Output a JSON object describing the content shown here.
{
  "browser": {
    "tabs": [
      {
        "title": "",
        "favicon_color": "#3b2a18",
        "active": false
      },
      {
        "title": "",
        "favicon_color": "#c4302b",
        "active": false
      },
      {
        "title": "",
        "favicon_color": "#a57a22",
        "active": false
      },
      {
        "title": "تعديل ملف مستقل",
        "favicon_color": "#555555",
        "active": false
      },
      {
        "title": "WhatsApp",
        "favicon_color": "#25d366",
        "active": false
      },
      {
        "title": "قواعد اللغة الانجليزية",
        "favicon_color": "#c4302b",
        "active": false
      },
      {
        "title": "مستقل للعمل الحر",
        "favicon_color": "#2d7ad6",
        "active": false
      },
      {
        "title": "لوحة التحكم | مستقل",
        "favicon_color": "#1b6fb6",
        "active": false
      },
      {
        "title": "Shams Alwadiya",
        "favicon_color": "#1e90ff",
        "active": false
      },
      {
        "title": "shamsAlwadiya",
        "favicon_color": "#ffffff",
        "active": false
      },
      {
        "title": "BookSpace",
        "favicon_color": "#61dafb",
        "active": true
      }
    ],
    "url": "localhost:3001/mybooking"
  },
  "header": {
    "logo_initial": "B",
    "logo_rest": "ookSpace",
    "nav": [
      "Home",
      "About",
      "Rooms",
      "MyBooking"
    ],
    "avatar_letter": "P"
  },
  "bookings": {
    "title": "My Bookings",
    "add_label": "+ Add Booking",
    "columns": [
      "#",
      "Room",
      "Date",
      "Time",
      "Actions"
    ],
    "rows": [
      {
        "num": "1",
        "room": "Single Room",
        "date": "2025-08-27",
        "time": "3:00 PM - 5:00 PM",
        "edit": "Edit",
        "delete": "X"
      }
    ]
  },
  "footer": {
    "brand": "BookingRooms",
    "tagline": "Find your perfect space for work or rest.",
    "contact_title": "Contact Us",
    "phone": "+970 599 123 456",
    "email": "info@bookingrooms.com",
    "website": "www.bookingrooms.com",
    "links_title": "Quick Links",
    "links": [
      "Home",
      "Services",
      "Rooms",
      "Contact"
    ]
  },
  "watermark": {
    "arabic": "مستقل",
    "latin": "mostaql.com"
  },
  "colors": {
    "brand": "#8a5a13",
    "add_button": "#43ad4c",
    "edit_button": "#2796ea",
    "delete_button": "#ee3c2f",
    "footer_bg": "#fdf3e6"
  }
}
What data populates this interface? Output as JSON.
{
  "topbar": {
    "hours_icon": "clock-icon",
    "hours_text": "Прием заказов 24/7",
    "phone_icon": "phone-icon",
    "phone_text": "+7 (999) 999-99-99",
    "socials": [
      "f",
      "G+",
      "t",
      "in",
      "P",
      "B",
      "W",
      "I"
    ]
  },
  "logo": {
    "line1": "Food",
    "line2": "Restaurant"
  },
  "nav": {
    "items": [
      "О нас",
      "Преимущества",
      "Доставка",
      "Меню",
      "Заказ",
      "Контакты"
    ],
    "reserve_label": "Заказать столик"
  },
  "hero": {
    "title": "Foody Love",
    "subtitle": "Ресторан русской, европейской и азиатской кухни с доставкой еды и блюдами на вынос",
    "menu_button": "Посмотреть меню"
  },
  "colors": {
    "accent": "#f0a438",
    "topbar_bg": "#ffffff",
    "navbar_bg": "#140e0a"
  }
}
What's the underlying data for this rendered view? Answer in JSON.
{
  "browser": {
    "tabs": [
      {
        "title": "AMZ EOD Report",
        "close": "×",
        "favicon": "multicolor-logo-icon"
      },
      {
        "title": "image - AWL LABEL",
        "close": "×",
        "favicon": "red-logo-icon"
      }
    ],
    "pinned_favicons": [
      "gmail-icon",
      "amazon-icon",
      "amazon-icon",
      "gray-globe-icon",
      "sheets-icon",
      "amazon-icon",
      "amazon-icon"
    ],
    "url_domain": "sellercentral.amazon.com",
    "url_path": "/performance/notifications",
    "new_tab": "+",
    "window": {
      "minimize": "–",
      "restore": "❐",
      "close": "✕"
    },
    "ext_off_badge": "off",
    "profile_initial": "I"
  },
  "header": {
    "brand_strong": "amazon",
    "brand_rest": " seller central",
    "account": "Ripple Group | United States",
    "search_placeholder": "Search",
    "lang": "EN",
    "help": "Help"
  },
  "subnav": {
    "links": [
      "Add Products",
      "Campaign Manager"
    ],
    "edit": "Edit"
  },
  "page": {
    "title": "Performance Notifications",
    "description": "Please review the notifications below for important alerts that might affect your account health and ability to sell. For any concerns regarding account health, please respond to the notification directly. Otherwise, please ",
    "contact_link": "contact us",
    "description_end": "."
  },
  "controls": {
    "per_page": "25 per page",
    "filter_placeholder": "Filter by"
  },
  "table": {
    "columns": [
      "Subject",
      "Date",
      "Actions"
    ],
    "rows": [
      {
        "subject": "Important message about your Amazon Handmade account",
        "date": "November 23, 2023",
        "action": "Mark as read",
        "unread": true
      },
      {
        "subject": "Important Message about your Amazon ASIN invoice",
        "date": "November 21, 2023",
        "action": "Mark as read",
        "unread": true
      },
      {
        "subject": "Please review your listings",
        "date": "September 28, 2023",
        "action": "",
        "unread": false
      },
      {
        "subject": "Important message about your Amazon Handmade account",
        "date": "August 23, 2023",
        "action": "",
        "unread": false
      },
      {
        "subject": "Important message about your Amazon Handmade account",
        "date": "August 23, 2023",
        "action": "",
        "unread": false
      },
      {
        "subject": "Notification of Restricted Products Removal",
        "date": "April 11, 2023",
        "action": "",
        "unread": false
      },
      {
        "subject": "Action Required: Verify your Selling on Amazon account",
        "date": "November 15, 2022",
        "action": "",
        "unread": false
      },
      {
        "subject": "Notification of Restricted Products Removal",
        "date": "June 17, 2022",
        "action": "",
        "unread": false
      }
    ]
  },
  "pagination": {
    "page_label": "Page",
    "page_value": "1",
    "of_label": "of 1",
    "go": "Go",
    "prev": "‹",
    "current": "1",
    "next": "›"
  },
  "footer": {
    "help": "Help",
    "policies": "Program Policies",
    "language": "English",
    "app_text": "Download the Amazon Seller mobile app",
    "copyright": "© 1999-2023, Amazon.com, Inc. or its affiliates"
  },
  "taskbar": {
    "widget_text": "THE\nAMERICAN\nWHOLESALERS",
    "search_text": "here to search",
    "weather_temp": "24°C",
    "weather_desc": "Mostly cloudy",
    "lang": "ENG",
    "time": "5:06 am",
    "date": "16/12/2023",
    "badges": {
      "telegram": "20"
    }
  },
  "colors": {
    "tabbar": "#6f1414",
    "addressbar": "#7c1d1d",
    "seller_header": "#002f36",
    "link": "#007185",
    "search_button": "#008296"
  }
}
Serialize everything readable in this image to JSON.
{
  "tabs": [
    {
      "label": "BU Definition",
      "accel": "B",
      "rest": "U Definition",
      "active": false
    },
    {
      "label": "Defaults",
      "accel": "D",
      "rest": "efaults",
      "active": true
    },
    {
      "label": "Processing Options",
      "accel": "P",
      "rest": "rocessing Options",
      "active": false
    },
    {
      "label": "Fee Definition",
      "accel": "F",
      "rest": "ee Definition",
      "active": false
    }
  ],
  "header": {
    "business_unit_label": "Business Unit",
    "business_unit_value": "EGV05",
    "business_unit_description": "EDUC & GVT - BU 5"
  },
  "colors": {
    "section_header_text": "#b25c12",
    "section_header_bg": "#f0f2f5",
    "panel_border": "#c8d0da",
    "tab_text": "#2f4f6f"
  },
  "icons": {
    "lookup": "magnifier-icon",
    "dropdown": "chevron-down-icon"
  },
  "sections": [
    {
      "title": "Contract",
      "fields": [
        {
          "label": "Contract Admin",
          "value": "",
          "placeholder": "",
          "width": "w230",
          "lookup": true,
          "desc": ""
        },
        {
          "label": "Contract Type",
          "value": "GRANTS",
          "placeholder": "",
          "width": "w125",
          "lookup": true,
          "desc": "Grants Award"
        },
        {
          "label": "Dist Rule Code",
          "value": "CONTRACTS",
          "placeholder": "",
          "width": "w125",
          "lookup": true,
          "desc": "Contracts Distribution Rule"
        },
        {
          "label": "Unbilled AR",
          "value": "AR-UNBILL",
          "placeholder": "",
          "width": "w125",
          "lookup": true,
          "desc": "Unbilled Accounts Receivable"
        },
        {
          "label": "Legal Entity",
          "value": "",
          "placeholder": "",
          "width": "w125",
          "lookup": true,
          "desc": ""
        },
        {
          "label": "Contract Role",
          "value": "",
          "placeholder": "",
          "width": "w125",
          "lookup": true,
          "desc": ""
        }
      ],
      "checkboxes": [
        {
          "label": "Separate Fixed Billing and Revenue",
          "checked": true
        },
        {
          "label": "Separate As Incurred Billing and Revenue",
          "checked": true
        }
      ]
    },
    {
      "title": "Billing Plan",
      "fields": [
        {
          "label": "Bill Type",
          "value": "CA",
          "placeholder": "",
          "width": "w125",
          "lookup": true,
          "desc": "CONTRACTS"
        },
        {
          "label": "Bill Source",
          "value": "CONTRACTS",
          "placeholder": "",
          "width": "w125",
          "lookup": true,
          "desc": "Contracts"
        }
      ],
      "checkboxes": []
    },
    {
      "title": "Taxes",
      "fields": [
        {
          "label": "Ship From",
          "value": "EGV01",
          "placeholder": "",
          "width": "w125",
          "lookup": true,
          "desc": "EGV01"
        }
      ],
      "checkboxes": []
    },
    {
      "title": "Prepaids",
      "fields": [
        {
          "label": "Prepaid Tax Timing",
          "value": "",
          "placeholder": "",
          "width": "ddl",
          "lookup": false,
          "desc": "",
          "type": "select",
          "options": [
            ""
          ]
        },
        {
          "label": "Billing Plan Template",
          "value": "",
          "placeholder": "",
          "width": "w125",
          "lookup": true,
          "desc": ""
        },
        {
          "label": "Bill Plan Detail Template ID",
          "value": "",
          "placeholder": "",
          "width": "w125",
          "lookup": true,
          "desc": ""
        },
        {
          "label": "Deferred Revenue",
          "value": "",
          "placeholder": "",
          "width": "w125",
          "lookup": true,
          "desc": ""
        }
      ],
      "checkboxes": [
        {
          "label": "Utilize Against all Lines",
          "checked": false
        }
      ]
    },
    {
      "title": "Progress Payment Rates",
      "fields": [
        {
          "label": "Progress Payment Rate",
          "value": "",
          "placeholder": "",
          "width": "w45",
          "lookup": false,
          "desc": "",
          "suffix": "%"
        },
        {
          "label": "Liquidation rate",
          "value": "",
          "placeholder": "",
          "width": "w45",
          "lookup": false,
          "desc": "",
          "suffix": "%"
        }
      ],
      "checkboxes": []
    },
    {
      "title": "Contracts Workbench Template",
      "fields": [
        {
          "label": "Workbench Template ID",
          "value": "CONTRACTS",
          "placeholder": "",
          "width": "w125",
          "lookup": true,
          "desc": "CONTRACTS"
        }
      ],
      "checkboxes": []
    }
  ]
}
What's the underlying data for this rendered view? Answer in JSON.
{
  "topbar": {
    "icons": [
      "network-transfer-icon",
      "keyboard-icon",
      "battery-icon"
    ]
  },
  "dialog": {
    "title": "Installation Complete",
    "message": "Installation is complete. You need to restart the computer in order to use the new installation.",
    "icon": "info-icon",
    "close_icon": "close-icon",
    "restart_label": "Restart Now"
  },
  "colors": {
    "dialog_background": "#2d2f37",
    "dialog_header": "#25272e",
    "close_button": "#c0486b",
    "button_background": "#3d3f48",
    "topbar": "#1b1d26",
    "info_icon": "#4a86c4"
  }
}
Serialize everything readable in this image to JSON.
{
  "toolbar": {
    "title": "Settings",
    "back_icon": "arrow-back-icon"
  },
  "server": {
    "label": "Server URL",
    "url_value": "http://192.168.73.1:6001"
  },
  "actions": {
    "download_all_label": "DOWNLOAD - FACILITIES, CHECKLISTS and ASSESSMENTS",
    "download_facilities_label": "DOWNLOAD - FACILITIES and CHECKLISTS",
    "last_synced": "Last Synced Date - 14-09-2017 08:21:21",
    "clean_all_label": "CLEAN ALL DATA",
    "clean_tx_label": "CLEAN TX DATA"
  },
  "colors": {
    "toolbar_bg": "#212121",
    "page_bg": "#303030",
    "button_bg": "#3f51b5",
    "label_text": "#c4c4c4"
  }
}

----

Lines that include the word "Revenue" — how many are there in the data? Answer with the number alone.

3